| Tasks to perform |
**a)** Answer these questions about the passage on free flying parrots:
(i) What are the names of the elephants that shared the arena with the birds?
(ii) Who is the elephants' trainer?
(iii) Which two birds are described as not always the most cuddly?
**b)** In the rows, rename "row-fecha" to "row-date" in everything from the start down to the line containing "9, 931, 716]", both ends included. Give those lines again with nothing else changed.

Instead, we have been free flying inside! We have finally caught onto our schedule enough to be able to take advantage of the empty arenas before anything is set up for the show.

We shared the arena with the elephants; Bonnie, Suzie and Mini.And we had their trainer, Ramon Esqueda, there just in case any of the elephants felt nervous about the birds then Ramon could calm them since they look to him for comfort.

The birds had a blast! As you will see in the video above.

And it reminded me of something SUPER important to parrot owners…

Exercise via flight for your bird makes it TIRED, which almost always is followed by cuddles. Our birds were SO cuddly during this time and especially afterwards. They wore themselves out playing hard and flying around burning tons of energy and just wanted to be close and cuddle. Comet and Tusa aren’t always the most cuddly birds, they remind me of cats in the respect that they have to be in the “mood” and come to you for cuddles. But whenever we fly them like this, they just want to snuggle up afterwards and be mellow and sweet.

| Provided records |
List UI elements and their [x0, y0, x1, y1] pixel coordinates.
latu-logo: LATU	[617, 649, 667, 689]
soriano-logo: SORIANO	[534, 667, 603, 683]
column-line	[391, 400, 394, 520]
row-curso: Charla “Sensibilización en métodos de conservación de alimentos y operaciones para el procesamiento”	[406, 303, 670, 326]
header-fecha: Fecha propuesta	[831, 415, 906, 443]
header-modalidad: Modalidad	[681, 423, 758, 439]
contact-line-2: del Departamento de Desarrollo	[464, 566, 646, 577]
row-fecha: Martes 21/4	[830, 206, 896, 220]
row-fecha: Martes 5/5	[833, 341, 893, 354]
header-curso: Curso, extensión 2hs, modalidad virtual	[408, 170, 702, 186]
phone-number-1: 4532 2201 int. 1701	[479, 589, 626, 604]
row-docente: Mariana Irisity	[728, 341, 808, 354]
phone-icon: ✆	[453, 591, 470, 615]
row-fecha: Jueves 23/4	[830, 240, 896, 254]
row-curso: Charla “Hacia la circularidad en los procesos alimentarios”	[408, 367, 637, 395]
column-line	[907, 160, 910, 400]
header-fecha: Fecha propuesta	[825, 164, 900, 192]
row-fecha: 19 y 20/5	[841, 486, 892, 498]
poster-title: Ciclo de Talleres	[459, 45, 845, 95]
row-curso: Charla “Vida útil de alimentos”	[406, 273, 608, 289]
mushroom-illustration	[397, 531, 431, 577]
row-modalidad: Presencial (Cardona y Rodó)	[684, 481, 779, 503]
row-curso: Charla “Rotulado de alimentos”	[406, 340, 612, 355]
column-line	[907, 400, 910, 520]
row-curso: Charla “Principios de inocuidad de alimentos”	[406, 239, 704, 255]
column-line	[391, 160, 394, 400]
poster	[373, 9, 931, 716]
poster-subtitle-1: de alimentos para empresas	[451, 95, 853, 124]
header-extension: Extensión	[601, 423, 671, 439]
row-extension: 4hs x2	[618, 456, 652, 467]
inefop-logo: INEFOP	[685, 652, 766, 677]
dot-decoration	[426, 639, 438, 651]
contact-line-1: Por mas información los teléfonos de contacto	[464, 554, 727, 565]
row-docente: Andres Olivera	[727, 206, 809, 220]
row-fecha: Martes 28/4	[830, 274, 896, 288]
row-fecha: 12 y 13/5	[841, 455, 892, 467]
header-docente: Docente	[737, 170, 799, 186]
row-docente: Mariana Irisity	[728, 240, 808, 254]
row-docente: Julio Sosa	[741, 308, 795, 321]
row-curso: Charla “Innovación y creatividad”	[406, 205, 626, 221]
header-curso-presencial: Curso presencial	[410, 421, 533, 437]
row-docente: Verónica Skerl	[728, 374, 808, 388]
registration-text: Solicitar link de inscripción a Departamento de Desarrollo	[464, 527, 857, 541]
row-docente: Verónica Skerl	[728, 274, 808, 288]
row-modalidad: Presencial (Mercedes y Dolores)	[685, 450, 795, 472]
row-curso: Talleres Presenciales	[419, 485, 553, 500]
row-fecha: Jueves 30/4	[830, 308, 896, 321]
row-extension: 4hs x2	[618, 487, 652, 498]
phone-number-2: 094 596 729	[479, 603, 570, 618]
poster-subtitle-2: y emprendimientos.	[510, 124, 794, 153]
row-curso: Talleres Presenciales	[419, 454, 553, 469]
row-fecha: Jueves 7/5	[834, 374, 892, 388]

| Final answers |
**a)**
(i) Bonnie, Suzie and Mini.
(ii) Ramon Esqueda.
(iii) Comet and Tusa.

**b)**
List UI elements and their [x0, y0, x1, y1] pixel coordinates.
latu-logo: LATU	[617, 649, 667, 689]
soriano-logo: SORIANO	[534, 667, 603, 683]
column-line	[391, 400, 394, 520]
row-curso: Charla “Sensibilización en métodos de conservación de alimentos y operaciones para el procesamiento”	[406, 303, 670, 326]
header-fecha: Fecha propuesta	[831, 415, 906, 443]
header-modalidad: Modalidad	[681, 423, 758, 439]
contact-line-2: del Departamento de Desarrollo	[464, 566, 646, 577]
row-date: Martes 21/4	[830, 206, 896, 220]
row-date: Martes 5/5	[833, 341, 893, 354]
header-curso: Curso, extensión 2hs, modalidad virtual	[408, 170, 702, 186]
phone-number-1: 4532 2201 int. 1701	[479, 589, 626, 604]
row-docente: Mariana Irisity	[728, 341, 808, 354]
phone-icon: ✆	[453, 591, 470, 615]
row-date: Jueves 23/4	[830, 240, 896, 254]
row-curso: Charla “Hacia la circularidad en los procesos alimentarios”	[408, 367, 637, 395]
column-line	[907, 160, 910, 400]
header-fecha: Fecha propuesta	[825, 164, 900, 192]
row-date: 19 y 20/5	[841, 486, 892, 498]
poster-title: Ciclo de Talleres	[459, 45, 845, 95]
row-curso: Charla “Vida útil de alimentos”	[406, 273, 608, 289]
mushroom-illustration	[397, 531, 431, 577]
row-modalidad: Presencial (Cardona y Rodó)	[684, 481, 779, 503]
row-curso: Charla “Rotulado de alimentos”	[406, 340, 612, 355]
column-line	[907, 400, 910, 520]
row-curso: Charla “Principios de inocuidad de alimentos”	[406, 239, 704, 255]
column-line	[391, 160, 394, 400]
poster	[373, 9, 931, 716]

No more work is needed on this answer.